- [SET TASKS]
- a) Based on the text about the album Blowfly's Party, decide whether each statement agrees with it: (i) The album came out on Weird World Records, a subsidiary of T.K. Records. (ii) The album peaked at No. 26 on the US pop albums chart. (iii) The album was first released as Blowfly's Disco Party. Answer yes or no for each and quote the deciding words.
- b) Reproduce the records word for word, starting with their first line and continuing through the line containing "- candle-body: [256, 324, 267, 354]".

- [EXCERPT PROVIDED]
* * * * * * *

Studio album by Blowfly
- Released: 1980
- Genres: Parody, funk
- Label: Weird World Records
- Producer: Blowfly

Blowfly chronology
| Zodiac Party (1978) | Blowfly's Party (1980) | Rappin', Dancin' and Laughin' (1981) |

= Blowfly's Party =

Blowfly's Party is the 1980 album by Clarence Reid as his alter ego Blowfly. It was released on the Weird World Records label, a subsidiary of T.K. Records. This album featured a reworked version of the classic "Rap Dirty" and also managed to chart in the US pop albums chart at No. 82 and on the Black Albums chart at No. 26.

The album was originally released under the name Blowfly's Disco Party but was reissued under the alternate title to avoid confusion with the 1977 album Disco.

* * * * * * *

(Excerpt from a dataset)
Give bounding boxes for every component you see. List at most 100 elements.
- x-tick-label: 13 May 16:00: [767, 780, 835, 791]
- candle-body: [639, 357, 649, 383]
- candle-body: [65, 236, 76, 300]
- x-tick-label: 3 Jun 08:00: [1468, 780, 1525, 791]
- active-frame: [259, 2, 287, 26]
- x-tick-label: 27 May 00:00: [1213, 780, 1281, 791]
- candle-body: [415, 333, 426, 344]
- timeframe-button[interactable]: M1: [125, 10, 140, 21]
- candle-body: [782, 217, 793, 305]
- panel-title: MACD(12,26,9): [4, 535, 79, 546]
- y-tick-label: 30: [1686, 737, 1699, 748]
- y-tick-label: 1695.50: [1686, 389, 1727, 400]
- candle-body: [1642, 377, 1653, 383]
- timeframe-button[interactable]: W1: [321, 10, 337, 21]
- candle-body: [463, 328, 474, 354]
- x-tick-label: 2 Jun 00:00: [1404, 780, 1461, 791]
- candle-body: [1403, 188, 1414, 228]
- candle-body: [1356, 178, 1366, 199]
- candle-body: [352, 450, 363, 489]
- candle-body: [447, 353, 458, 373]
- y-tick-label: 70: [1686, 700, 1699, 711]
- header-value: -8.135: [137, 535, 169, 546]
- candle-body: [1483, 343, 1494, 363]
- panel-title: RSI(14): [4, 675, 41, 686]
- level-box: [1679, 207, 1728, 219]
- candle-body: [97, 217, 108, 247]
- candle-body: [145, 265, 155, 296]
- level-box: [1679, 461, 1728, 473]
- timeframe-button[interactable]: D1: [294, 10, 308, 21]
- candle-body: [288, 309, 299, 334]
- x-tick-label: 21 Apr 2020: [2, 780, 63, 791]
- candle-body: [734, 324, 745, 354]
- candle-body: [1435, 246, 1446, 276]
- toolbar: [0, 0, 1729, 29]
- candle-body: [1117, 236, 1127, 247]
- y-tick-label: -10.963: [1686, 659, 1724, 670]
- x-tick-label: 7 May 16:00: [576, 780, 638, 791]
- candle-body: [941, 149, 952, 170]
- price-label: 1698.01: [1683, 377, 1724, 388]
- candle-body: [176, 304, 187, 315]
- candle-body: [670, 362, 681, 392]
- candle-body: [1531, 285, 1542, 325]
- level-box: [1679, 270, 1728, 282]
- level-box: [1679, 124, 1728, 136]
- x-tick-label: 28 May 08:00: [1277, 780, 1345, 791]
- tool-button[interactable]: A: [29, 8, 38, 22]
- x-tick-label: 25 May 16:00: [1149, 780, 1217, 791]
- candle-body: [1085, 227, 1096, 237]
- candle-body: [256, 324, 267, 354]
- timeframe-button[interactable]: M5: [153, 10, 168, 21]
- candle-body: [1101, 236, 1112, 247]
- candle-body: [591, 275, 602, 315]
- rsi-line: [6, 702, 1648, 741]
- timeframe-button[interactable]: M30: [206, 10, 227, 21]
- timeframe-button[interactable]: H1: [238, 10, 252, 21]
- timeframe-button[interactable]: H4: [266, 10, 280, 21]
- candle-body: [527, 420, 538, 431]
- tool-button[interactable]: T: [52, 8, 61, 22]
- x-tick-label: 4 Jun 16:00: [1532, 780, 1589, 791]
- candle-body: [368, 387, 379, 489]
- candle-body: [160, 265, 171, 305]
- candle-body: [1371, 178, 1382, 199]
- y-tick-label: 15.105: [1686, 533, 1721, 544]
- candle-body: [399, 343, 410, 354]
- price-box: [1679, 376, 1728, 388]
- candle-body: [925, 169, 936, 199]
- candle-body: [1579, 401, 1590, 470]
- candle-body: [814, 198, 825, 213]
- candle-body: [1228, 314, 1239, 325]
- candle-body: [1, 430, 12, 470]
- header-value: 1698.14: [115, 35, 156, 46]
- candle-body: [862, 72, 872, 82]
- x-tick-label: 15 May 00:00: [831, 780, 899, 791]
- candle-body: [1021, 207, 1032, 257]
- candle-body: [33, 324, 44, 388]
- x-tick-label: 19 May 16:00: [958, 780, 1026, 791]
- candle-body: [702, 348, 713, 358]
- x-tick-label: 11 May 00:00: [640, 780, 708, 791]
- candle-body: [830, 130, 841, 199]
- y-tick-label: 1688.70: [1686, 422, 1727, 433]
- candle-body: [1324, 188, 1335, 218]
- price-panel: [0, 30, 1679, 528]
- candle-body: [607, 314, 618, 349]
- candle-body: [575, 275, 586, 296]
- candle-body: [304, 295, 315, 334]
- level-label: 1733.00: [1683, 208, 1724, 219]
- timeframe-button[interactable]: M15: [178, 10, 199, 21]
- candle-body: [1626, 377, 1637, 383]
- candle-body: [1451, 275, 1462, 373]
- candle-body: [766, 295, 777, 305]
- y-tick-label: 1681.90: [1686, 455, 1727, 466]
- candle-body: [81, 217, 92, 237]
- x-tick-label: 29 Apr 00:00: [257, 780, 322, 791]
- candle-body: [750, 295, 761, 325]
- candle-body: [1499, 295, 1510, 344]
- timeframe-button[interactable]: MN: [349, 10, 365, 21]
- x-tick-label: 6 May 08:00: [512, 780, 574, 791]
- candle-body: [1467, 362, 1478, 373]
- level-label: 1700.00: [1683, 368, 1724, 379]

* * * * * * *

- [ANSWERS TO THE TASKS]
- a)
(i) Yes: "It was released on the Weird World Records label, a subsidiary of T.K. Records."
(ii) No: "chart in the US pop albums chart at No. 82 and on the Black Albums chart at No. 26."
(iii) Yes: "The album was originally released under the name Blowfly's Disco Party"

- b)
Give bounding boxes for every component you see. List at most 100 elements.
- x-tick-label: 13 May 16:00: [767, 780, 835, 791]
- candle-body: [639, 357, 649, 383]
- candle-body: [65, 236, 76, 300]
- x-tick-label: 3 Jun 08:00: [1468, 780, 1525, 791]
- active-frame: [259, 2, 287, 26]
- x-tick-label: 27 May 00:00: [1213, 780, 1281, 791]
- candle-body: [415, 333, 426, 344]
- timeframe-button[interactable]: M1: [125, 10, 140, 21]
- candle-body: [782, 217, 793, 305]
- panel-title: MACD(12,26,9): [4, 535, 79, 546]
- y-tick-label: 30: [1686, 737, 1699, 748]
- y-tick-label: 1695.50: [1686, 389, 1727, 400]
- candle-body: [1642, 377, 1653, 383]
- timeframe-button[interactable]: W1: [321, 10, 337, 21]
- candle-body: [463, 328, 474, 354]
- x-tick-label: 2 Jun 00:00: [1404, 780, 1461, 791]
- candle-body: [1403, 188, 1414, 228]
- candle-body: [1356, 178, 1366, 199]
- candle-body: [352, 450, 363, 489]
- candle-body: [447, 353, 458, 373]
- y-tick-label: 70: [1686, 700, 1699, 711]
- header-value: -8.135: [137, 535, 169, 546]
- candle-body: [1483, 343, 1494, 363]
- panel-title: RSI(14): [4, 675, 41, 686]
- level-box: [1679, 207, 1728, 219]
- candle-body: [97, 217, 108, 247]
- candle-body: [145, 265, 155, 296]
- level-box: [1679, 461, 1728, 473]
- timeframe-button[interactable]: D1: [294, 10, 308, 21]
- candle-body: [288, 309, 299, 334]
- x-tick-label: 21 Apr 2020: [2, 780, 63, 791]
- candle-body: [734, 324, 745, 354]
- candle-body: [1435, 246, 1446, 276]
- toolbar: [0, 0, 1729, 29]
- candle-body: [1117, 236, 1127, 247]
- y-tick-label: -10.963: [1686, 659, 1724, 670]
- x-tick-label: 7 May 16:00: [576, 780, 638, 791]
- candle-body: [941, 149, 952, 170]
- price-label: 1698.01: [1683, 377, 1724, 388]
- candle-body: [176, 304, 187, 315]
- candle-body: [670, 362, 681, 392]
- candle-body: [1531, 285, 1542, 325]
- level-box: [1679, 270, 1728, 282]
- level-box: [1679, 124, 1728, 136]
- x-tick-label: 28 May 08:00: [1277, 780, 1345, 791]
- tool-button[interactable]: A: [29, 8, 38, 22]
- x-tick-label: 25 May 16:00: [1149, 780, 1217, 791]
- candle-body: [1085, 227, 1096, 237]
- candle-body: [256, 324, 267, 354]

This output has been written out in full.